WHAT YOU WILL DO: Please transcribe the coal export text from the words "Ultimately, economics have" through the words "with the projects.".

SELECTED TEXT:
■ ■ ■

Grassroots Opposition Wins the Day

Thousands of people along the rail lines turned out to demand that these serious consequences were studied before project approval. People talked to their neighbors, submitted testimony at public hearings, joined rallies, and more. The victory here belongs to the communities from the mines to the rail routes to the export terminal sites who asked to slow down the process so their voice could be heard.

WORC weighed into the discussion with a series of reports. Heavy Traffic Ahead and its sequel, Heavy Traffic Still Ahead, were drafted by rail traffic analysts. These reports quantified the number of new coal trains induced by the proposed coal terminals. A third report, The True Cost of Coal Exports, summarizes the impacts of massive increases in coal train traffic.

Ultimately, economics have undercut coal exports from the Pacific Northwest. The international price of coal is simply too low for Powder River Basin coal exports to pencil out. Grassroots pressure slowed the review process for a more thorough vetting, and the economics eventually caught up with the projects.

This does not mean that coal exports have concluded, however. Powder River Basin coal exports will continue through Westshore Terminals in British Columbia, as prices allow. Cloud Peak Energy recently reported contracts for 1.9 million tons of export coal from their Spring Creek mine in southeastern Montana.

■ ■ ■

PROVIDED DATA:
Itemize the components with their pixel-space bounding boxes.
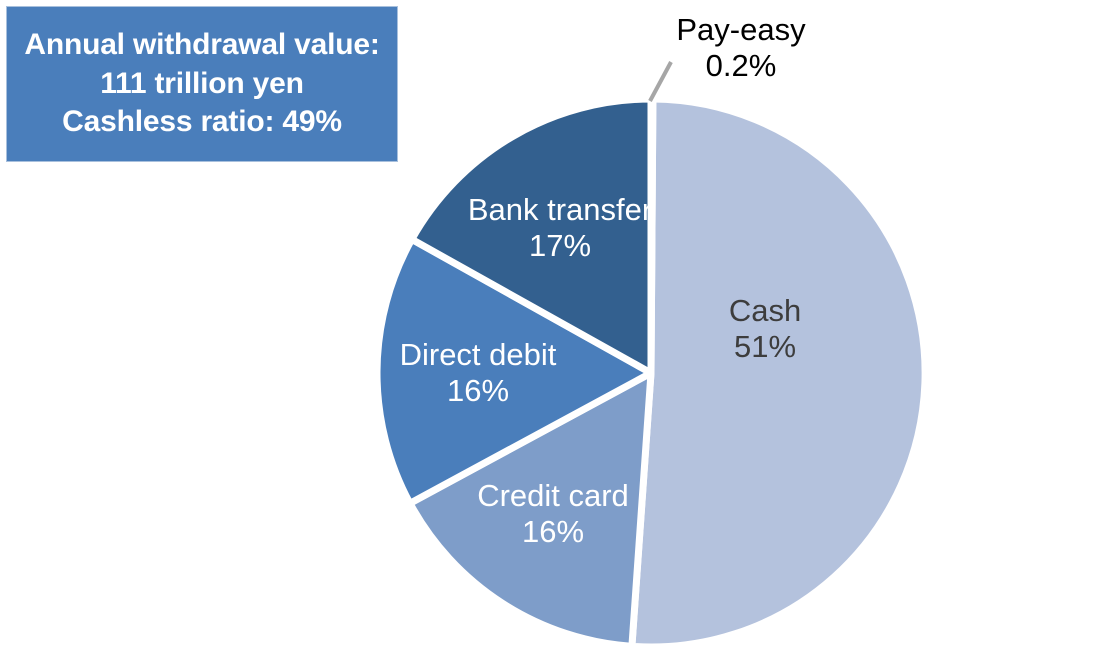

■ ■ ■

CORRECT RESPONSE:
Ultimately, economics have undercut coal exports from the Pacific Northwest. The international price of coal is simply too low for Powder River Basin coal exports to pencil out. Grassroots pressure slowed the review process for a more thorough vetting, and the economics eventually caught up with the projects.